◆ **EXERCISE GOAL**
Output the data below in full, character for character.

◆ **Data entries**
════════

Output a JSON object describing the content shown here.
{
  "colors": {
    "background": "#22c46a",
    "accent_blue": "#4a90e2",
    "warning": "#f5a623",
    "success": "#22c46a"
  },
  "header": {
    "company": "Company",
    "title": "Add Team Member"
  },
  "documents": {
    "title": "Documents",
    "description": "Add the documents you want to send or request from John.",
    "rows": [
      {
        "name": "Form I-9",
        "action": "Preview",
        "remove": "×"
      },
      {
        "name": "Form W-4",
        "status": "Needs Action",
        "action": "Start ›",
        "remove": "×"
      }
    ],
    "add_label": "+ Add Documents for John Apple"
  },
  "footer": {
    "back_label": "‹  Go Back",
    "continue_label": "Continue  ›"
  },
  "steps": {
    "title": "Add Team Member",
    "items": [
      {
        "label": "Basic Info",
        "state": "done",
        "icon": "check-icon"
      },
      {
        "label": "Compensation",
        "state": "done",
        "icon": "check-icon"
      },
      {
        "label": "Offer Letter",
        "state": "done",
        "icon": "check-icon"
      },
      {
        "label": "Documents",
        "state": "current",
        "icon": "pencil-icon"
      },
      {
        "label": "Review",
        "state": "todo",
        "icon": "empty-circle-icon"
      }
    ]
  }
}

════════

◆ **RESPONSE TO THIS EXERCISE**
Output a JSON object describing the content shown here.
{
  "colors": {
    "background": "#22c46a",
    "accent_blue": "#4a90e2",
    "warning": "#f5a623",
    "success": "#22c46a"
  },
  "header": {
    "company": "Company",
    "title": "Add Team Member"
  },
  "documents": {
    "title": "Documents",
    "description": "Add the documents you want to send or request from John.",
    "rows": [
      {
        "name": "Form I-9",
        "action": "Preview",
        "remove": "×"
      },
      {
        "name": "Form W-4",
        "status": "Needs Action",
        "action": "Start ›",
        "remove": "×"
      }
    ],
    "add_label": "+ Add Documents for John Apple"
  },
  "footer": {
    "back_label": "‹  Go Back",
    "continue_label": "Continue  ›"
  },
  "steps": {
    "title": "Add Team Member",
    "items": [
      {
        "label": "Basic Info",
        "state": "done",
        "icon": "check-icon"
      },
      {
        "label": "Compensation",
        "state": "done",
        "icon": "check-icon"
      },
      {
        "label": "Offer Letter",
        "state": "done",
        "icon": "check-icon"
      },
      {
        "label": "Documents",
        "state": "current",
        "icon": "pencil-icon"
      },
      {
        "label": "Review",
        "state": "todo",
        "icon": "empty-circle-icon"
      }
    ]
  }
}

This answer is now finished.